Given instruction - Copy the lines that follow, keeping every character the same.

Supplied information -
★ ★ ★

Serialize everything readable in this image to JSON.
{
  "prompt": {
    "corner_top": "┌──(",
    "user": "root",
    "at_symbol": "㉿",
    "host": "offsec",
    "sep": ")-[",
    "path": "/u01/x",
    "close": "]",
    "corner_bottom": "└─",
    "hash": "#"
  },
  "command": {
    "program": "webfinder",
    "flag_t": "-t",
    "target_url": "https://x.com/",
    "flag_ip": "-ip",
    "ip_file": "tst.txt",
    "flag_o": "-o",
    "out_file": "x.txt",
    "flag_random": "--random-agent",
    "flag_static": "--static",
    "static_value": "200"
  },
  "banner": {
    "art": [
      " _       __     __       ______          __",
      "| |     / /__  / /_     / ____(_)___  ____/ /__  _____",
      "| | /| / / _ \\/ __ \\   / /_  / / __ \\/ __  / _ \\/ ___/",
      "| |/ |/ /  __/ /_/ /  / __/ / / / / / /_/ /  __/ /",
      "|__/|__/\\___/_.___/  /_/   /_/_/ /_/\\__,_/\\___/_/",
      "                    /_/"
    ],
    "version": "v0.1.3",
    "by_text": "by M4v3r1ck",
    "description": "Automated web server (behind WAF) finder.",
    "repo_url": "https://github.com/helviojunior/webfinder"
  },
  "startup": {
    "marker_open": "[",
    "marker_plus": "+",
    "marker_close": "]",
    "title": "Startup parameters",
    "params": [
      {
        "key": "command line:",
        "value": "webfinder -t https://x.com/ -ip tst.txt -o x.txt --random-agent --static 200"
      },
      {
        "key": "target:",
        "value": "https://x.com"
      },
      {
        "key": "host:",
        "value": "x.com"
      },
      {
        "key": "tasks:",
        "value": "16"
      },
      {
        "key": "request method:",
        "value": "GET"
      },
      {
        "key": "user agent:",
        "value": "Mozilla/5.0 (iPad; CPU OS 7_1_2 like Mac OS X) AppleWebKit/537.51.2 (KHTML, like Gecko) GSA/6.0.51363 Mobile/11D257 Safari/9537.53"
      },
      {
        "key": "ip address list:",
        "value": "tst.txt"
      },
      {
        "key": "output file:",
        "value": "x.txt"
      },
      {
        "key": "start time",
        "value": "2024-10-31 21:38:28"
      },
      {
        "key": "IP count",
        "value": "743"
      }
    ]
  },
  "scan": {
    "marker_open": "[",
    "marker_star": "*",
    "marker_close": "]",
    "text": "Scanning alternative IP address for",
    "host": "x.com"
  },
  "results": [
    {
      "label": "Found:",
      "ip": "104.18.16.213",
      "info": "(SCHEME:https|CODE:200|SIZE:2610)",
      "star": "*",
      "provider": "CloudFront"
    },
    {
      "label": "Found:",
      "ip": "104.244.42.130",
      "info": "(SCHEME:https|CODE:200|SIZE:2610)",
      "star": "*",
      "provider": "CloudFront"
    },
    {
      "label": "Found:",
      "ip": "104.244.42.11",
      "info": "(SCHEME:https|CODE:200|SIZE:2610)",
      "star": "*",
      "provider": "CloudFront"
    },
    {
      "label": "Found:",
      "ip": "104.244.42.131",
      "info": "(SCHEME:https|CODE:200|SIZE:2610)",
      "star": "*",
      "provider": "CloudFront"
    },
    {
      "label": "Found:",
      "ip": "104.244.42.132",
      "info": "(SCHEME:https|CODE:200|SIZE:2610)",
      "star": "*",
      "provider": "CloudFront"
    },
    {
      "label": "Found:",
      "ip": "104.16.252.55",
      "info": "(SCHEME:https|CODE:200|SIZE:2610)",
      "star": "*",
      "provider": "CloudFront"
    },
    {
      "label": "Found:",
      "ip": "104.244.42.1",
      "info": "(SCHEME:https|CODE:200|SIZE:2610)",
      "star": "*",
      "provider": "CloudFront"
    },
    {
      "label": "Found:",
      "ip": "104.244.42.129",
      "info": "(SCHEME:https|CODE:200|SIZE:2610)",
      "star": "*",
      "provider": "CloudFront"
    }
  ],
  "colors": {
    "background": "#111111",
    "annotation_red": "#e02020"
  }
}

★ ★ ★

Worked solution -
Serialize everything readable in this image to JSON.
{
  "prompt": {
    "corner_top": "┌──(",
    "user": "root",
    "at_symbol": "㉿",
    "host": "offsec",
    "sep": ")-[",
    "path": "/u01/x",
    "close": "]",
    "corner_bottom": "└─",
    "hash": "#"
  },
  "command": {
    "program": "webfinder",
    "flag_t": "-t",
    "target_url": "https://x.com/",
    "flag_ip": "-ip",
    "ip_file": "tst.txt",
    "flag_o": "-o",
    "out_file": "x.txt",
    "flag_random": "--random-agent",
    "flag_static": "--static",
    "static_value": "200"
  },
  "banner": {
    "art": [
      " _       __     __       ______          __",
      "| |     / /__  / /_     / ____(_)___  ____/ /__  _____",
      "| | /| / / _ \\/ __ \\   / /_  / / __ \\/ __  / _ \\/ ___/",
      "| |/ |/ /  __/ /_/ /  / __/ / / / / / /_/ /  __/ /",
      "|__/|__/\\___/_.___/  /_/   /_/_/ /_/\\__,_/\\___/_/",
      "                    /_/"
    ],
    "version": "v0.1.3",
    "by_text": "by M4v3r1ck",
    "description": "Automated web server (behind WAF) finder.",
    "repo_url": "https://github.com/helviojunior/webfinder"
  },
  "startup": {
    "marker_open": "[",
    "marker_plus": "+",
    "marker_close": "]",
    "title": "Startup parameters",
    "params": [
      {
        "key": "command line:",
        "value": "webfinder -t https://x.com/ -ip tst.txt -o x.txt --random-agent --static 200"
      },
      {
        "key": "target:",
        "value": "https://x.com"
      },
      {
        "key": "host:",
        "value": "x.com"
      },
      {
        "key": "tasks:",
        "value": "16"
      },
      {
        "key": "request method:",
        "value": "GET"
      },
      {
        "key": "user agent:",
        "value": "Mozilla/5.0 (iPad; CPU OS 7_1_2 like Mac OS X) AppleWebKit/537.51.2 (KHTML, like Gecko) GSA/6.0.51363 Mobile/11D257 Safari/9537.53"
      },
      {
        "key": "ip address list:",
        "value": "tst.txt"
      },
      {
        "key": "output file:",
        "value": "x.txt"
      },
      {
        "key": "start time",
        "value": "2024-10-31 21:38:28"
      },
      {
        "key": "IP count",
        "value": "743"
      }
    ]
  },
  "scan": {
    "marker_open": "[",
    "marker_star": "*",
    "marker_close": "]",
    "text": "Scanning alternative IP address for",
    "host": "x.com"
  },
  "results": [
    {
      "label": "Found:",
      "ip": "104.18.16.213",
      "info": "(SCHEME:https|CODE:200|SIZE:2610)",
      "star": "*",
      "provider": "CloudFront"
    },
    {
      "label": "Found:",
      "ip": "104.244.42.130",
      "info": "(SCHEME:https|CODE:200|SIZE:2610)",
      "star": "*",
      "provider": "CloudFront"
    },
    {
      "label": "Found:",
      "ip": "104.244.42.11",
      "info": "(SCHEME:https|CODE:200|SIZE:2610)",
      "star": "*",
      "provider": "CloudFront"
    },
    {
      "label": "Found:",
      "ip": "104.244.42.131",
      "info": "(SCHEME:https|CODE:200|SIZE:2610)",
      "star": "*",
      "provider": "CloudFront"
    },
    {
      "label": "Found:",
      "ip": "104.244.42.132",
      "info": "(SCHEME:https|CODE:200|SIZE:2610)",
      "star": "*",
      "provider": "CloudFront"
    },
    {
      "label": "Found:",
      "ip": "104.16.252.55",
      "info": "(SCHEME:https|CODE:200|SIZE:2610)",
      "star": "*",
      "provider": "CloudFront"
    },
    {
      "label": "Found:",
      "ip": "104.244.42.1",
      "info": "(SCHEME:https|CODE:200|SIZE:2610)",
      "star": "*",
      "provider": "CloudFront"
    },
    {
      "label": "Found:",
      "ip": "104.244.42.129",
      "info": "(SCHEME:https|CODE:200|SIZE:2610)",
      "star": "*",
      "provider": "CloudFront"
    }
  ],
  "colors": {
    "background": "#111111",
    "annotation_red": "#e02020"
  }
}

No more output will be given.